▸ **Written instruction**
Copy every entry word for word. Skip the pictures.

▸ **Extracted data**
▼▼▼

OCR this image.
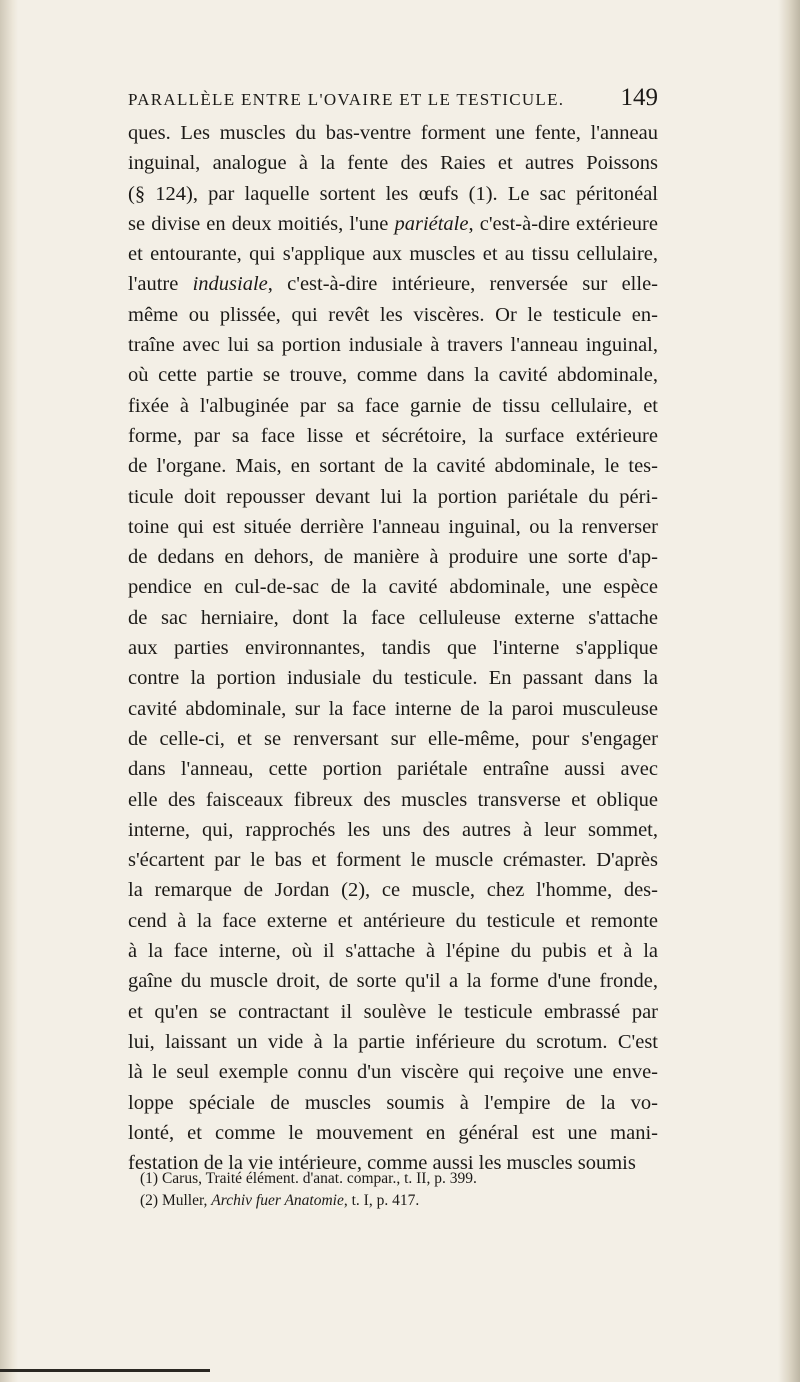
PARALLÈLE ENTRE L'OVAIRE ET LE TESTICULE. 149
ques. Les muscles du bas-ventre forment une fente, l'anneau
inguinal, analogue à la fente des Raies et autres Poissons
(§ 124), par laquelle sortent les œufs (1). Le sac péritonéal
se divise en deux moitiés, l'une pariétale, c'est-à-dire extérieure
et entourante, qui s'applique aux muscles et au tissu cellulaire,
l'autre indusiale, c'est-à-dire intérieure, renversée sur elle-
même ou plissée, qui revêt les viscères. Or le testicule en-
traîne avec lui sa portion indusiale à travers l'anneau inguinal,
où cette partie se trouve, comme dans la cavité abdominale,
fixée à l'albuginée par sa face garnie de tissu cellulaire, et
forme, par sa face lisse et sécrétoire, la surface extérieure
de l'organe. Mais, en sortant de la cavité abdominale, le tes-
ticule doit repousser devant lui la portion pariétale du péri-
toine qui est située derrière l'anneau inguinal, ou la renverser
de dedans en dehors, de manière à produire une sorte d'ap-
pendice en cul-de-sac de la cavité abdominale, une espèce
de sac herniaire, dont la face celluleuse externe s'attache
aux parties environnantes, tandis que l'interne s'applique
contre la portion indusiale du testicule. En passant dans la
cavité abdominale, sur la face interne de la paroi musculeuse
de celle-ci, et se renversant sur elle-même, pour s'engager
dans l'anneau, cette portion pariétale entraîne aussi avec
elle des faisceaux fibreux des muscles transverse et oblique
interne, qui, rapprochés les uns des autres à leur sommet,
s'écartent par le bas et forment le muscle crémaster. D'après
la remarque de Jordan (2), ce muscle, chez l'homme, des-
cend à la face externe et antérieure du testicule et remonte
à la face interne, où il s'attache à l'épine du pubis et à la
gaîne du muscle droit, de sorte qu'il a la forme d'une fronde,
et qu'en se contractant il soulève le testicule embrassé par
lui, laissant un vide à la partie inférieure du scrotum. C'est
là le seul exemple connu d'un viscère qui reçoive une enve-
loppe spéciale de muscles soumis à l'empire de la vo-
lonté, et comme le mouvement en général est une mani-
festation de la vie intérieure, comme aussi les muscles soumis
(1) Carus, Traité élément. d'anat. compar., t. II, p. 399.
(2) Muller, Archiv fuer Anatomie, t. I, p. 417.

▲▲▲

▸ **Complete response**
OCR this image.
PARALLÈLE ENTRE L'OVAIRE ET LE TESTICULE. 149
ques. Les muscles du bas-ventre forment une fente, l'anneau
inguinal, analogue à la fente des Raies et autres Poissons
(§ 124), par laquelle sortent les œufs (1). Le sac péritonéal
se divise en deux moitiés, l'une pariétale, c'est-à-dire extérieure
et entourante, qui s'applique aux muscles et au tissu cellulaire,
l'autre indusiale, c'est-à-dire intérieure, renversée sur elle-
même ou plissée, qui revêt les viscères. Or le testicule en-
traîne avec lui sa portion indusiale à travers l'anneau inguinal,
où cette partie se trouve, comme dans la cavité abdominale,
fixée à l'albuginée par sa face garnie de tissu cellulaire, et
forme, par sa face lisse et sécrétoire, la surface extérieure
de l'organe. Mais, en sortant de la cavité abdominale, le tes-
ticule doit repousser devant lui la portion pariétale du péri-
toine qui est située derrière l'anneau inguinal, ou la renverser
de dedans en dehors, de manière à produire une sorte d'ap-
pendice en cul-de-sac de la cavité abdominale, une espèce
de sac herniaire, dont la face celluleuse externe s'attache
aux parties environnantes, tandis que l'interne s'applique
contre la portion indusiale du testicule. En passant dans la
cavité abdominale, sur la face interne de la paroi musculeuse
de celle-ci, et se renversant sur elle-même, pour s'engager
dans l'anneau, cette portion pariétale entraîne aussi avec
elle des faisceaux fibreux des muscles transverse et oblique
interne, qui, rapprochés les uns des autres à leur sommet,
s'écartent par le bas et forment le muscle crémaster. D'après
la remarque de Jordan (2), ce muscle, chez l'homme, des-
cend à la face externe et antérieure du testicule et remonte
à la face interne, où il s'attache à l'épine du pubis et à la
gaîne du muscle droit, de sorte qu'il a la forme d'une fronde,
et qu'en se contractant il soulève le testicule embrassé par
lui, laissant un vide à la partie inférieure du scrotum. C'est
là le seul exemple connu d'un viscère qui reçoive une enve-
loppe spéciale de muscles soumis à l'empire de la vo-
lonté, et comme le mouvement en général est une mani-
festation de la vie intérieure, comme aussi les muscles soumis
(1) Carus, Traité élément. d'anat. compar., t. II, p. 399.
(2) Muller, Archiv fuer Anatomie, t. I, p. 417.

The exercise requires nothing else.